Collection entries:
---
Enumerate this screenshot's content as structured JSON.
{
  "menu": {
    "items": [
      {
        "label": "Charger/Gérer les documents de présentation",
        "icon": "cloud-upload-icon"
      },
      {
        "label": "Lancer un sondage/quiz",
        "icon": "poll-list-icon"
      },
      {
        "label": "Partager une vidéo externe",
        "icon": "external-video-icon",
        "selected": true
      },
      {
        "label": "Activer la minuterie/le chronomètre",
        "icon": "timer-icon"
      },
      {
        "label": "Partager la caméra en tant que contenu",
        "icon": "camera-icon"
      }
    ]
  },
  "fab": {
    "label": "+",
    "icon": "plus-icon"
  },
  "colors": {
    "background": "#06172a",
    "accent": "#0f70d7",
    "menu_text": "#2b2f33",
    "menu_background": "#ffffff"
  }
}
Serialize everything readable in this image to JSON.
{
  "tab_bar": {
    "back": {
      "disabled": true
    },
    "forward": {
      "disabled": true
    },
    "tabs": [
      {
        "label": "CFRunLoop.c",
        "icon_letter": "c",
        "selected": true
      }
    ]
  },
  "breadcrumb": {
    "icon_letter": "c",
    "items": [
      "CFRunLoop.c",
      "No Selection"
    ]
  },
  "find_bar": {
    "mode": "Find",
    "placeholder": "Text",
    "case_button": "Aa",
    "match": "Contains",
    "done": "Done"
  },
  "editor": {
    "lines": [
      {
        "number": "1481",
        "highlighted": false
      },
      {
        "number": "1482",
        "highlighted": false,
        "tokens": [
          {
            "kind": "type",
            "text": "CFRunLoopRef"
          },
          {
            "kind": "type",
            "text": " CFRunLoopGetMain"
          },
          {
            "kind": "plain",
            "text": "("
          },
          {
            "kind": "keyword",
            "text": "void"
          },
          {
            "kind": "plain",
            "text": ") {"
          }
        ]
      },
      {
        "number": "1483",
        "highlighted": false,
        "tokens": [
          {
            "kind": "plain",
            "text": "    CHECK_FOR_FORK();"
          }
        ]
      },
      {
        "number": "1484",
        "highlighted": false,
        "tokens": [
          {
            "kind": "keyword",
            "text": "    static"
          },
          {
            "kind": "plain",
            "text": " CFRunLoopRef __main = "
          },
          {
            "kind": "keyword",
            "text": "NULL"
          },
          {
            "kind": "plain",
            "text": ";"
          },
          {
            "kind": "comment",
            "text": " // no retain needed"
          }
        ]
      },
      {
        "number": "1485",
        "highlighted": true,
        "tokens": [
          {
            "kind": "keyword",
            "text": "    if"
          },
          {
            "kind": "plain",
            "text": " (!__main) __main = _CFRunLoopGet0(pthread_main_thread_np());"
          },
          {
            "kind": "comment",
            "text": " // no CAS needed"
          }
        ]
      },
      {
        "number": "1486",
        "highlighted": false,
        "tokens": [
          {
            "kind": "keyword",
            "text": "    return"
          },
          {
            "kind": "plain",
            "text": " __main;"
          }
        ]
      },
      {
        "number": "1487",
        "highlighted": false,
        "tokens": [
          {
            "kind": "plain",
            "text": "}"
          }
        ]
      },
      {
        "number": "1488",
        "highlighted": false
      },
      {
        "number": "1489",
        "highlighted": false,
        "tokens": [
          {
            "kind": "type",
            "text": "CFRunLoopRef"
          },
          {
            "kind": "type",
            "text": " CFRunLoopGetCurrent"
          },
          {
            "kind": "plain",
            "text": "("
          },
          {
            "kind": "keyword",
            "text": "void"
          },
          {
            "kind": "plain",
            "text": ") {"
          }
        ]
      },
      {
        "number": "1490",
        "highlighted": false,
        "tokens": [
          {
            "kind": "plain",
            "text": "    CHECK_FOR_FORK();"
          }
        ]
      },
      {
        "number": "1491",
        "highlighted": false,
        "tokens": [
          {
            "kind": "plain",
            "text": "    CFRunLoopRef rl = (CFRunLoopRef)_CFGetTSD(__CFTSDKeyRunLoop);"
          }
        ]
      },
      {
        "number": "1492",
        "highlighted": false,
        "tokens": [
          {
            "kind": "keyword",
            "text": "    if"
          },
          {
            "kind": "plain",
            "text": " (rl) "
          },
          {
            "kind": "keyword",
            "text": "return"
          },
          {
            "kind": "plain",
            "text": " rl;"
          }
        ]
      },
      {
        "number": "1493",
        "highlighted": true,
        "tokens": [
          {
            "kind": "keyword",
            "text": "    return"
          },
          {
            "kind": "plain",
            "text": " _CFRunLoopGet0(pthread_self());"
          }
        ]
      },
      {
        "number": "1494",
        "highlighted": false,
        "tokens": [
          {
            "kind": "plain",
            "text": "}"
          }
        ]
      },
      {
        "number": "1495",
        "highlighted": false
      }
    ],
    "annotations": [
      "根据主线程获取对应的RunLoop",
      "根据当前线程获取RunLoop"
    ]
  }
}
---
Problem to solve:
In the entries above, locate every line with the word "Partager" and copy it.

Written solution:
        "label": "Partager une vidéo externe",
        "label": "Partager la caméra en tant que contenu",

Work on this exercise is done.